[Recorded data]
== == ==
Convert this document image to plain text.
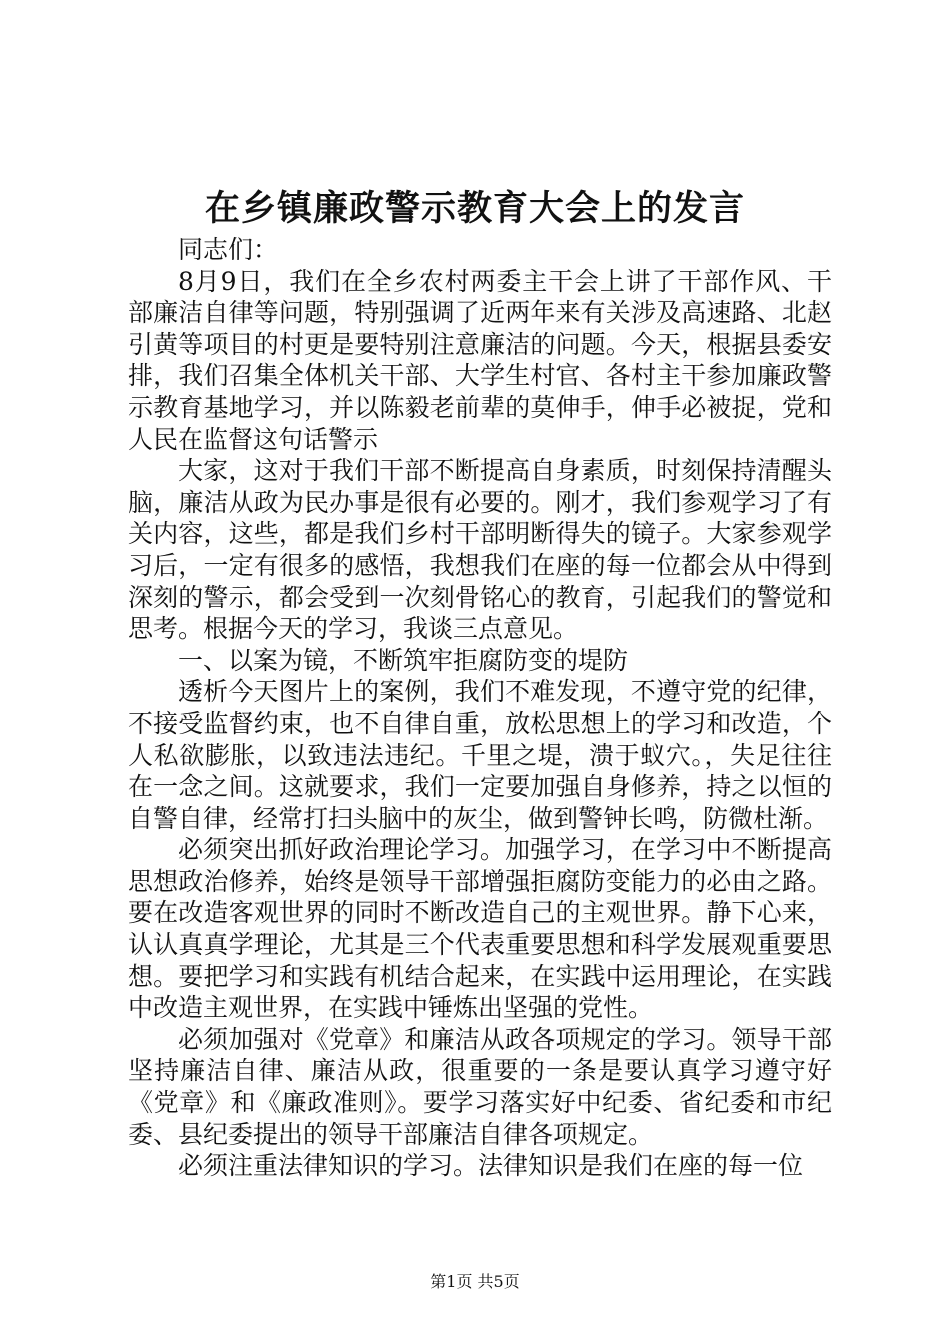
在乡镇廉政警示教育大会上的发言

同志们：

8月9日，我们在全乡农村两委主干会上讲了干部作风、干部廉洁自律等问题，特别强调了近两年来有关涉及高速路、北赵引黄等项目的村更是要特别注意廉洁的问题。今天，根据县委安排，我们召集全体机关干部、大学生村官、各村主干参加廉政警示教育基地学习，并以陈毅老前辈的莫伸手，伸手必被捉，党和人民在监督这句话警示

大家，这对于我们干部不断提高自身素质，时刻保持清醒头脑，廉洁从政为民办事是很有必要的。刚才，我们参观学习了有关内容，这些，都是我们乡村干部明断得失的镜子。大家参观学习后，一定有很多的感悟，我想我们在座的每一位都会从中得到深刻的警示，都会受到一次刻骨铭心的教育，引起我们的警觉和思考。根据今天的学习，我谈三点意见。

一、以案为镜，不断筑牢拒腐防变的堤防

透析今天图片上的案例，我们不难发现，不遵守党的纪律，不接受监督约束，也不自律自重，放松思想上的学习和改造，个人私欲膨胀，以致违法违纪。千里之堤，溃于蚁穴。，失足往往在一念之间。这就要求，我们一定要加强自身修养，持之以恒的自警自律，经常打扫头脑中的灰尘，做到警钟长鸣，防微杜渐。

必须突出抓好政治理论学习。加强学习，在学习中不断提高思想政治修养，始终是领导干部增强拒腐防变能力的必由之路。要在改造客观世界的同时不断改造自己的主观世界。静下心来，认认真真学理论，尤其是三个代表重要思想和科学发展观重要思想。要把学习和实践有机结合起来，在实践中运用理论，在实践中改造主观世界，在实践中锤炼出坚强的党性。

必须加强对《党章》和廉洁从政各项规定的学习。领导干部坚持廉洁自律、廉洁从政，很重要的一条是要认真学习遵守好《党章》和《廉政准则》。要学习落实好中纪委、省纪委和市纪委、县纪委提出的领导干部廉洁自律各项规定。

必须注重法律知识的学习。法律知识是我们在座的每一位

第1页 共5页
== == ==
• [Aim of the exercise]: Reproduce the material in full, word for word, and omit the pictures.

• [Finished exercise]:
Convert this document image to plain text.
在乡镇廉政警示教育大会上的发言

同志们：

8月9日，我们在全乡农村两委主干会上讲了干部作风、干部廉洁自律等问题，特别强调了近两年来有关涉及高速路、北赵引黄等项目的村更是要特别注意廉洁的问题。今天，根据县委安排，我们召集全体机关干部、大学生村官、各村主干参加廉政警示教育基地学习，并以陈毅老前辈的莫伸手，伸手必被捉，党和人民在监督这句话警示

大家，这对于我们干部不断提高自身素质，时刻保持清醒头脑，廉洁从政为民办事是很有必要的。刚才，我们参观学习了有关内容，这些，都是我们乡村干部明断得失的镜子。大家参观学习后，一定有很多的感悟，我想我们在座的每一位都会从中得到深刻的警示，都会受到一次刻骨铭心的教育，引起我们的警觉和思考。根据今天的学习，我谈三点意见。

一、以案为镜，不断筑牢拒腐防变的堤防

透析今天图片上的案例，我们不难发现，不遵守党的纪律，不接受监督约束，也不自律自重，放松思想上的学习和改造，个人私欲膨胀，以致违法违纪。千里之堤，溃于蚁穴。，失足往往在一念之间。这就要求，我们一定要加强自身修养，持之以恒的自警自律，经常打扫头脑中的灰尘，做到警钟长鸣，防微杜渐。

必须突出抓好政治理论学习。加强学习，在学习中不断提高思想政治修养，始终是领导干部增强拒腐防变能力的必由之路。要在改造客观世界的同时不断改造自己的主观世界。静下心来，认认真真学理论，尤其是三个代表重要思想和科学发展观重要思想。要把学习和实践有机结合起来，在实践中运用理论，在实践中改造主观世界，在实践中锤炼出坚强的党性。

必须加强对《党章》和廉洁从政各项规定的学习。领导干部坚持廉洁自律、廉洁从政，很重要的一条是要认真学习遵守好《党章》和《廉政准则》。要学习落实好中纪委、省纪委和市纪委、县纪委提出的领导干部廉洁自律各项规定。

必须注重法律知识的学习。法律知识是我们在座的每一位

第1页 共5页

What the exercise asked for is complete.